• [EXERCISE INPUTS]
........
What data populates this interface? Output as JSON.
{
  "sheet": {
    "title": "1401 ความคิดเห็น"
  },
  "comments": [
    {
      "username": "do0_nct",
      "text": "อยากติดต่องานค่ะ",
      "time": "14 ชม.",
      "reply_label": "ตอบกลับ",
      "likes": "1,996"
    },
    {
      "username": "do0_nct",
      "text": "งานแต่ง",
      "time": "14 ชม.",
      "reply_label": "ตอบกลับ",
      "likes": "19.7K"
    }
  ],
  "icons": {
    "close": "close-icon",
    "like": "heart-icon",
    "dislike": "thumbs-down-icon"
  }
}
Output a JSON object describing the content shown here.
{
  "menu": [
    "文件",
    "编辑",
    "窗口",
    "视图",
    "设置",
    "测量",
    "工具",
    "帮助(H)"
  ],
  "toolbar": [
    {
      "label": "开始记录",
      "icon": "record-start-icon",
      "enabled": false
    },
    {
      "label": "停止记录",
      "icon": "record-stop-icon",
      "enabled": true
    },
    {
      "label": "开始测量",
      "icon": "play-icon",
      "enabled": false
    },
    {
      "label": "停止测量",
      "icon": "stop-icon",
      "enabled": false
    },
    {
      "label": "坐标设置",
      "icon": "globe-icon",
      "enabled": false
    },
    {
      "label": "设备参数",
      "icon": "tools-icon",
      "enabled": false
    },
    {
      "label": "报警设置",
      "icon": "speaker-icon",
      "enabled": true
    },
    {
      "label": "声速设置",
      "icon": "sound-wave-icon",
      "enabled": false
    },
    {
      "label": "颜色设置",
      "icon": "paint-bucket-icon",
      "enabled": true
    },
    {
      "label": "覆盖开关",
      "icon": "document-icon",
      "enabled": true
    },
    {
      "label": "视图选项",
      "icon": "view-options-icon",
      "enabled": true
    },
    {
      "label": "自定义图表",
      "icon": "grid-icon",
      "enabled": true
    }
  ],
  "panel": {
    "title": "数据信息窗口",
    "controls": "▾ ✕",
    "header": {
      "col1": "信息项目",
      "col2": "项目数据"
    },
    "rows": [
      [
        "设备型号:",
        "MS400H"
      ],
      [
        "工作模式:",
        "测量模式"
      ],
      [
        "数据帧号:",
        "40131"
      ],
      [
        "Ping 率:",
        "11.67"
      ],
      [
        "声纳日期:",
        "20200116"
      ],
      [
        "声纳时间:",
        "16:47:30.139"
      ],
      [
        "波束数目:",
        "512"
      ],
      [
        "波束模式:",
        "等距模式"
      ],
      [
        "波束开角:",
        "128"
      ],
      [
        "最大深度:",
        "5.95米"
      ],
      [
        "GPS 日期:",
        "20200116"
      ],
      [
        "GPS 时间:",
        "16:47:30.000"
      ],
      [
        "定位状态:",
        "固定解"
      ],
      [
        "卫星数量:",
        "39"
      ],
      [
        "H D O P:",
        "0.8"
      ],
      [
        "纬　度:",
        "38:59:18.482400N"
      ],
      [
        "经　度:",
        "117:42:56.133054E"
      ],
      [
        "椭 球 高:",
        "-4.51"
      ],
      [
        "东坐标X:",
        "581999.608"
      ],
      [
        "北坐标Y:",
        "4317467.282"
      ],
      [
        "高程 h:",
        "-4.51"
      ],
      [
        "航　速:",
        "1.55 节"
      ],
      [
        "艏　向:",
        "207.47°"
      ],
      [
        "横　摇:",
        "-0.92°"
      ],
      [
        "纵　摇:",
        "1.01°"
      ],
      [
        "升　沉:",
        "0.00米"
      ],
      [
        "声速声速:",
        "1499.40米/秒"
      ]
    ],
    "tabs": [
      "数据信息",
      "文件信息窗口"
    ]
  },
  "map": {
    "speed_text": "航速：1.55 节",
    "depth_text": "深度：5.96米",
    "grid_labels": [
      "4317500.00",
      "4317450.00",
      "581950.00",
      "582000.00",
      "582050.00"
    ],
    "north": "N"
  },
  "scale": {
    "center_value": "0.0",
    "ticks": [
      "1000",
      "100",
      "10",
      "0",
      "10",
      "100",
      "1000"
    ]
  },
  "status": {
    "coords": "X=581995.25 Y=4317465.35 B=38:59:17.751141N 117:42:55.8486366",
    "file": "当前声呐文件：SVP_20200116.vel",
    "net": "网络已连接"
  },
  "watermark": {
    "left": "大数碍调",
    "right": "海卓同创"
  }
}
........
• [EXERCISE DIRECTIONS]
Copy all the lines above that hold the string "JSON".

• [FINISHED ANSWER]
What data populates this interface? Output as JSON.
Output a JSON object describing the content shown here.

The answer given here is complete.